## 出典本文
==============================

当社(FXplus)は、2023年12月1日〜2023年12月31日の期間を対象とした、「重要イベント」と「主要銘柄のボラティリティ」にみる市場動向をまとめたデータを公開しました。
2023年12月は、日銀が大規模な金融緩和策の一部見直しを決め、長期金利の上限を0.25%程度から0.5%程度に引き上げると発表しました。これにより、ドル円相場は一時132円台まで円高が進みました。
人気通貨ペアのボラティリティ動向と取引量
人気通貨ペアであるドル円(USD / JPY)、ユーロドル(EUR / USD)、ユーロ円(EUR / JPY)、ポンド円(GBP / JPY)を対象にした今回の調査結果では、クロス円通貨ペアが先月比で顕著にボラティリティを増加させていたことが確認できました。クロス円通貨ペアは取引量を伴ってボラティリティが増加していたことから、12月の相場は特定の要因が意識され、大きく動く展開となったと推測されます。一方、ドルストレートの通貨ペアは、ボラティリティと取引量が共に先月に比べて低く、変化の少ない一ヶ月間となりました。
円高方向への転換でドル円のボラティリティが急拡大
ドル円(USD / JPY)のボラティリティ推移(対象月:2023年11月・12月)

==============================

## 担当課題 1
本文で調査の対象とされた人気通貨ペアはどれですか?すべて挙げてください。
## 担当課題 2
本文のうち「人気通貨ペアのボラティリティ動向と取引量」を含む箇所から書き始め、「ドル円(USD / JPY)のボラティリティ推移(対象月:2023年11月・12月)」の後で終えてください。その際、「取引量」を「出来高」に変えてください。
## 担当課題 3
本文によると、日銀は長期金利の上限をどのように引き上げると発表しましたか?

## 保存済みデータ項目
==============================

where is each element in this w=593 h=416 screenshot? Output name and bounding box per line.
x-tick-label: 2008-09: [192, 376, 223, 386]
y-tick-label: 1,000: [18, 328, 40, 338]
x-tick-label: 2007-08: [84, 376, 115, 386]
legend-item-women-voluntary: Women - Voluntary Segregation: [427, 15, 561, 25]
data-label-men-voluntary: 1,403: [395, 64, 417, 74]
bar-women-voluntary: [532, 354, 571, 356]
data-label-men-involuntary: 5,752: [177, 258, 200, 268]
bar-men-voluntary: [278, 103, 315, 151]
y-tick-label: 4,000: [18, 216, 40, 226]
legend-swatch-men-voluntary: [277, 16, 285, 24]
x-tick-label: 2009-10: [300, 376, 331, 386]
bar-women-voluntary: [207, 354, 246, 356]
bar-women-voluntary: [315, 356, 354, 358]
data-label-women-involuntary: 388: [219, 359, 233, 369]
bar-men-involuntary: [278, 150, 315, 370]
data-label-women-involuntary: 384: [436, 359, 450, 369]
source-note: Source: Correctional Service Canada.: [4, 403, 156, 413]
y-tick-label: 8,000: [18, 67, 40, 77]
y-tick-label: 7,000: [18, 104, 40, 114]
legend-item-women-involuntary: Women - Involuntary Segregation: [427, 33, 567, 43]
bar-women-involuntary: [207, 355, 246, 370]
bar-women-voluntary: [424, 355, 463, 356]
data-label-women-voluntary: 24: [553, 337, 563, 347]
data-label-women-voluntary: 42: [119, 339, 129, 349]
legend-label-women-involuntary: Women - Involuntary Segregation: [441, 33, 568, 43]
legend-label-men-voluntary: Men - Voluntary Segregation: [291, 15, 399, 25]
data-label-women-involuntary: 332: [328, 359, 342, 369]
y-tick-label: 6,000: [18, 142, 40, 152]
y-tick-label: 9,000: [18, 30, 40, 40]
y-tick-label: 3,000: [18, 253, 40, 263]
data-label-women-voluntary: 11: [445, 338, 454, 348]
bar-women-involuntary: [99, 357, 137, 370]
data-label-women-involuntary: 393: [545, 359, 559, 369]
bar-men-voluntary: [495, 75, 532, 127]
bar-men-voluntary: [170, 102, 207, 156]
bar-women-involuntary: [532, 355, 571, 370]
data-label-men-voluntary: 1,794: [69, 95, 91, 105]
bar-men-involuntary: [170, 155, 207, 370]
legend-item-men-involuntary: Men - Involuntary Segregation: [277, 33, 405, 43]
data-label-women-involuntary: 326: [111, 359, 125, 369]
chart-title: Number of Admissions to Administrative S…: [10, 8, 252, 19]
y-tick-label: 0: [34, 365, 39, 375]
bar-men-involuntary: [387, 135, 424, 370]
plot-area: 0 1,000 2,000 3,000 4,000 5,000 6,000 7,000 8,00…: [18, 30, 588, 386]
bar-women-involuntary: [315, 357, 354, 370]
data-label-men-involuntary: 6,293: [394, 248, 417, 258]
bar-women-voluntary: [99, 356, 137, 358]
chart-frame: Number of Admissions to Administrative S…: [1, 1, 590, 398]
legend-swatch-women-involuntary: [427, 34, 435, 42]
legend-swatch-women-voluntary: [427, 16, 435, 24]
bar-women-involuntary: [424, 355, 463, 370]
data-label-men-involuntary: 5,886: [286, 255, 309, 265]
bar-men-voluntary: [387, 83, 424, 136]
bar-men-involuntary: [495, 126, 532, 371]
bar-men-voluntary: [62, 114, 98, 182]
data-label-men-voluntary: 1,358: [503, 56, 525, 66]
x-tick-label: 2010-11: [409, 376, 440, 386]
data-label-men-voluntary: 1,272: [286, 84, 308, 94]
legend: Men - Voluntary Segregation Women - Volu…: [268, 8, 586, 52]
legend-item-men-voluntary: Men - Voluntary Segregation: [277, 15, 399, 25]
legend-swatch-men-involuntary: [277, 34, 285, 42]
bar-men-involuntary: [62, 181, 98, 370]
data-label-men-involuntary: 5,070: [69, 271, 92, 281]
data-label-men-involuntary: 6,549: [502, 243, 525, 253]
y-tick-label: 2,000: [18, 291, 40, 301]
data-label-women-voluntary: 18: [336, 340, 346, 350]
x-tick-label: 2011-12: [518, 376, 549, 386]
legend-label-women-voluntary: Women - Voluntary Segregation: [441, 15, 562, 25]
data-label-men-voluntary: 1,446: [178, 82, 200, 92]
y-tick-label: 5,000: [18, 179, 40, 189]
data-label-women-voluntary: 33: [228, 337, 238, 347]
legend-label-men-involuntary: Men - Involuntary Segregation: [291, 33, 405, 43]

==============================

## 記述解答 1
ドル円(USD / JPY)、ユーロドル(EUR / USD)、ユーロ円(EUR / JPY)、ポンド円(GBP / JPY)

## 記述解答 2
人気通貨ペアのボラティリティ動向と出来高
人気通貨ペアであるドル円(USD / JPY)、ユーロドル(EUR / USD)、ユーロ円(EUR / JPY)、ポンド円(GBP / JPY)を対象にした今回の調査結果では、クロス円通貨ペアが先月比で顕著にボラティリティを増加させていたことが確認できました。クロス円通貨ペアは出来高を伴ってボラティリティが増加していたことから、12月の相場は特定の要因が意識され、大きく動く展開となったと推測されます。一方、ドルストレートの通貨ペアは、ボラティリティと出来高が共に先月に比べて低く、変化の少ない一ヶ月間となりました。
円高方向への転換でドル円のボラティリティが急拡大
ドル円(USD / JPY)のボラティリティ推移(対象月:2023年11月・12月)

## 記述解答 3
0.25%程度から0.5%程度に引き上げると発表しました。